------ Material for this exercise ------

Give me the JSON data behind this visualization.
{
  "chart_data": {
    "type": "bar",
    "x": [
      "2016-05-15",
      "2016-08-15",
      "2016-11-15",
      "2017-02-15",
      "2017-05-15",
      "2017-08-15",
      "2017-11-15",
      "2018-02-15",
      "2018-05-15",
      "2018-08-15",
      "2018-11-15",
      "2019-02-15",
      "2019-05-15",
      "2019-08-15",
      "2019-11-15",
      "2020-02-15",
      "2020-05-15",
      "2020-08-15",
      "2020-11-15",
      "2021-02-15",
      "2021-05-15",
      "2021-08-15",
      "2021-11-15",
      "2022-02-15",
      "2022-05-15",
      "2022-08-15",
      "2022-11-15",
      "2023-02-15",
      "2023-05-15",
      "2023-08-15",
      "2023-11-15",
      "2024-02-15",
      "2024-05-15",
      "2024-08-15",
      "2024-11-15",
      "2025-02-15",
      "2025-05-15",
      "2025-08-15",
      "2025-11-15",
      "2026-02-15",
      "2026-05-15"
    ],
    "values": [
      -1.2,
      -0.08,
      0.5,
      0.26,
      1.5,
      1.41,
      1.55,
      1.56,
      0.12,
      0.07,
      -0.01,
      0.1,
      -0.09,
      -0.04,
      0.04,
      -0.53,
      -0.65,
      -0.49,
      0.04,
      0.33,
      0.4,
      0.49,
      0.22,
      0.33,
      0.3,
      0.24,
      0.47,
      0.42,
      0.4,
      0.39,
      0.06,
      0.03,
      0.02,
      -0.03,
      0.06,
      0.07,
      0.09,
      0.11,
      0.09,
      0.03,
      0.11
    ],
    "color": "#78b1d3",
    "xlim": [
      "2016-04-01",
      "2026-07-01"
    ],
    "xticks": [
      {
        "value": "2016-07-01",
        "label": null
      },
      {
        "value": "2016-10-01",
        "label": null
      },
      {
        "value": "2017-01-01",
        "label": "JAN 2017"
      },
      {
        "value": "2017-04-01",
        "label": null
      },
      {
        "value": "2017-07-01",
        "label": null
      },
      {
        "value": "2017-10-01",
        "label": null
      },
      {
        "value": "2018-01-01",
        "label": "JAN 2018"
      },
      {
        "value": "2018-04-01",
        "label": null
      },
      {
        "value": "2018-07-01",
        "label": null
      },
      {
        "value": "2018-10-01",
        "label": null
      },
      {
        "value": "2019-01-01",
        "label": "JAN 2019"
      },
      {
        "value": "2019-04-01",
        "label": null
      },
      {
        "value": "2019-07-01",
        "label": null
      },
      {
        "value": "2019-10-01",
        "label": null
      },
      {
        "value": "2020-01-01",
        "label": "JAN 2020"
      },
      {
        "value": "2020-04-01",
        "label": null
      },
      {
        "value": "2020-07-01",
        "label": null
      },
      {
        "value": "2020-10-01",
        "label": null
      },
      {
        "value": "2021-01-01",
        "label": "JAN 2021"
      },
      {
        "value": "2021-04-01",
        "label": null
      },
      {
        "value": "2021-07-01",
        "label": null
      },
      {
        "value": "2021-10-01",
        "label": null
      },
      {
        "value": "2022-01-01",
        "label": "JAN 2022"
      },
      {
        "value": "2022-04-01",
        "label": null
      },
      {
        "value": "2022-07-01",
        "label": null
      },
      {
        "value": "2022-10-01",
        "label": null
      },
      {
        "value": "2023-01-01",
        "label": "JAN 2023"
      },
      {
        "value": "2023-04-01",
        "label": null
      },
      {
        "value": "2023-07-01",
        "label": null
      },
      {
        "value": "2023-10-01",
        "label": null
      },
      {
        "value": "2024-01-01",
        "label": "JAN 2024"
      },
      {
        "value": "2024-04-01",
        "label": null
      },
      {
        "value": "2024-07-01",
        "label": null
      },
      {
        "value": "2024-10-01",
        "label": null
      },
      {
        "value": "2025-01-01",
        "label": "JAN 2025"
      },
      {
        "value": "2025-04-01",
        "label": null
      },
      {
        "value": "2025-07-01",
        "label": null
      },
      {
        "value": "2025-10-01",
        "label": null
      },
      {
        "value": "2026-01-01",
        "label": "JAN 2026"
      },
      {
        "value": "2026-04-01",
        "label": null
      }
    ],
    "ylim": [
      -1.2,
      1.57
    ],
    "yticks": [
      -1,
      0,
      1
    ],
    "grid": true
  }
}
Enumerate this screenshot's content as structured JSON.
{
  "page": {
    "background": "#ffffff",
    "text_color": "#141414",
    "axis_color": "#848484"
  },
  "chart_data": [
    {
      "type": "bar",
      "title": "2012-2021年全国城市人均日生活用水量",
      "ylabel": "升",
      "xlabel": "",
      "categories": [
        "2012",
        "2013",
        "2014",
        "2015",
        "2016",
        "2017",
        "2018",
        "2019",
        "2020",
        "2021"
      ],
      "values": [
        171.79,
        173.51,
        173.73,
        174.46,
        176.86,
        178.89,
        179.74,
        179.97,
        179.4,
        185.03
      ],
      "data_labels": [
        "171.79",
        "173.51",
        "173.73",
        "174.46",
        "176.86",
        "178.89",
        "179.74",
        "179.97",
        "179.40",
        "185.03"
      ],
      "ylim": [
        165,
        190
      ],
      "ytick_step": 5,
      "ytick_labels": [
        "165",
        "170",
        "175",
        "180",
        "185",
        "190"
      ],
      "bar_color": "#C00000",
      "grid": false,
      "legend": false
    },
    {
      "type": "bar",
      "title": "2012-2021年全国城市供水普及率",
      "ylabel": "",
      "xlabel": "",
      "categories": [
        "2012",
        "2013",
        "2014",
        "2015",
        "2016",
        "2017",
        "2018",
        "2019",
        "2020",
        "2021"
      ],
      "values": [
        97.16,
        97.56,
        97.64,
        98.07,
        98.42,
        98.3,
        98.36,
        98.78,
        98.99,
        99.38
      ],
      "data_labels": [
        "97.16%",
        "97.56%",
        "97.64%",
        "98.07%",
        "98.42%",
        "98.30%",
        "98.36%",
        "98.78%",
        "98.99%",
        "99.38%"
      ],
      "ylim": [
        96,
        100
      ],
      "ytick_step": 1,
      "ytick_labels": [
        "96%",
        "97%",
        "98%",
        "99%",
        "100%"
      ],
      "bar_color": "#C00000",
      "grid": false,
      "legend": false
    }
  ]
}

------

Output all of the data again. Match it exactly.

Give me the JSON data behind this visualization.
{
  "chart_data": {
    "type": "bar",
    "x": [
      "2016-05-15",
      "2016-08-15",
      "2016-11-15",
      "2017-02-15",
      "2017-05-15",
      "2017-08-15",
      "2017-11-15",
      "2018-02-15",
      "2018-05-15",
      "2018-08-15",
      "2018-11-15",
      "2019-02-15",
      "2019-05-15",
      "2019-08-15",
      "2019-11-15",
      "2020-02-15",
      "2020-05-15",
      "2020-08-15",
      "2020-11-15",
      "2021-02-15",
      "2021-05-15",
      "2021-08-15",
      "2021-11-15",
      "2022-02-15",
      "2022-05-15",
      "2022-08-15",
      "2022-11-15",
      "2023-02-15",
      "2023-05-15",
      "2023-08-15",
      "2023-11-15",
      "2024-02-15",
      "2024-05-15",
      "2024-08-15",
      "2024-11-15",
      "2025-02-15",
      "2025-05-15",
      "2025-08-15",
      "2025-11-15",
      "2026-02-15",
      "2026-05-15"
    ],
    "values": [
      -1.2,
      -0.08,
      0.5,
      0.26,
      1.5,
      1.41,
      1.55,
      1.56,
      0.12,
      0.07,
      -0.01,
      0.1,
      -0.09,
      -0.04,
      0.04,
      -0.53,
      -0.65,
      -0.49,
      0.04,
      0.33,
      0.4,
      0.49,
      0.22,
      0.33,
      0.3,
      0.24,
      0.47,
      0.42,
      0.4,
      0.39,
      0.06,
      0.03,
      0.02,
      -0.03,
      0.06,
      0.07,
      0.09,
      0.11,
      0.09,
      0.03,
      0.11
    ],
    "color": "#78b1d3",
    "xlim": [
      "2016-04-01",
      "2026-07-01"
    ],
    "xticks": [
      {
        "value": "2016-07-01",
        "label": null
      },
      {
        "value": "2016-10-01",
        "label": null
      },
      {
        "value": "2017-01-01",
        "label": "JAN 2017"
      },
      {
        "value": "2017-04-01",
        "label": null
      },
      {
        "value": "2017-07-01",
        "label": null
      },
      {
        "value": "2017-10-01",
        "label": null
      },
      {
        "value": "2018-01-01",
        "label": "JAN 2018"
      },
      {
        "value": "2018-04-01",
        "label": null
      },
      {
        "value": "2018-07-01",
        "label": null
      },
      {
        "value": "2018-10-01",
        "label": null
      },
      {
        "value": "2019-01-01",
        "label": "JAN 2019"
      },
      {
        "value": "2019-04-01",
        "label": null
      },
      {
        "value": "2019-07-01",
        "label": null
      },
      {
        "value": "2019-10-01",
        "label": null
      },
      {
        "value": "2020-01-01",
        "label": "JAN 2020"
      },
      {
        "value": "2020-04-01",
        "label": null
      },
      {
        "value": "2020-07-01",
        "label": null
      },
      {
        "value": "2020-10-01",
        "label": null
      },
      {
        "value": "2021-01-01",
        "label": "JAN 2021"
      },
      {
        "value": "2021-04-01",
        "label": null
      },
      {
        "value": "2021-07-01",
        "label": null
      },
      {
        "value": "2021-10-01",
        "label": null
      },
      {
        "value": "2022-01-01",
        "label": "JAN 2022"
      },
      {
        "value": "2022-04-01",
        "label": null
      },
      {
        "value": "2022-07-01",
        "label": null
      },
      {
        "value": "2022-10-01",
        "label": null
      },
      {
        "value": "2023-01-01",
        "label": "JAN 2023"
      },
      {
        "value": "2023-04-01",
        "label": null
      },
      {
        "value": "2023-07-01",
        "label": null
      },
      {
        "value": "2023-10-01",
        "label": null
      },
      {
        "value": "2024-01-01",
        "label": "JAN 2024"
      },
      {
        "value": "2024-04-01",
        "label": null
      },
      {
        "value": "2024-07-01",
        "label": null
      },
      {
        "value": "2024-10-01",
        "label": null
      },
      {
        "value": "2025-01-01",
        "label": "JAN 2025"
      },
      {
        "value": "2025-04-01",
        "label": null
      },
      {
        "value": "2025-07-01",
        "label": null
      },
      {
        "value": "2025-10-01",
        "label": null
      },
      {
        "value": "2026-01-01",
        "label": "JAN 2026"
      },
      {
        "value": "2026-04-01",
        "label": null
      }
    ],
    "ylim": [
      -1.2,
      1.57
    ],
    "yticks": [
      -1,
      0,
      1
    ],
    "grid": true
  }
}
Enumerate this screenshot's content as structured JSON.
{
  "page": {
    "background": "#ffffff",
    "text_color": "#141414",
    "axis_color": "#848484"
  },
  "chart_data": [
    {
      "type": "bar",
      "title": "2012-2021年全国城市人均日生活用水量",
      "ylabel": "升",
      "xlabel": "",
      "categories": [
        "2012",
        "2013",
        "2014",
        "2015",
        "2016",
        "2017",
        "2018",
        "2019",
        "2020",
        "2021"
      ],
      "values": [
        171.79,
        173.51,
        173.73,
        174.46,
        176.86,
        178.89,
        179.74,
        179.97,
        179.4,
        185.03
      ],
      "data_labels": [
        "171.79",
        "173.51",
        "173.73",
        "174.46",
        "176.86",
        "178.89",
        "179.74",
        "179.97",
        "179.40",
        "185.03"
      ],
      "ylim": [
        165,
        190
      ],
      "ytick_step": 5,
      "ytick_labels": [
        "165",
        "170",
        "175",
        "180",
        "185",
        "190"
      ],
      "bar_color": "#C00000",
      "grid": false,
      "legend": false
    },
    {
      "type": "bar",
      "title": "2012-2021年全国城市供水普及率",
      "ylabel": "",
      "xlabel": "",
      "categories": [
        "2012",
        "2013",
        "2014",
        "2015",
        "2016",
        "2017",
        "2018",
        "2019",
        "2020",
        "2021"
      ],
      "values": [
        97.16,
        97.56,
        97.64,
        98.07,
        98.42,
        98.3,
        98.36,
        98.78,
        98.99,
        99.38
      ],
      "data_labels": [
        "97.16%",
        "97.56%",
        "97.64%",
        "98.07%",
        "98.42%",
        "98.30%",
        "98.36%",
        "98.78%",
        "98.99%",
        "99.38%"
      ],
      "ylim": [
        96,
        100
      ],
      "ytick_step": 1,
      "ytick_labels": [
        "96%",
        "97%",
        "98%",
        "99%",
        "100%"
      ],
      "bar_color": "#C00000",
      "grid": false,
      "legend": false
    }
  ]
}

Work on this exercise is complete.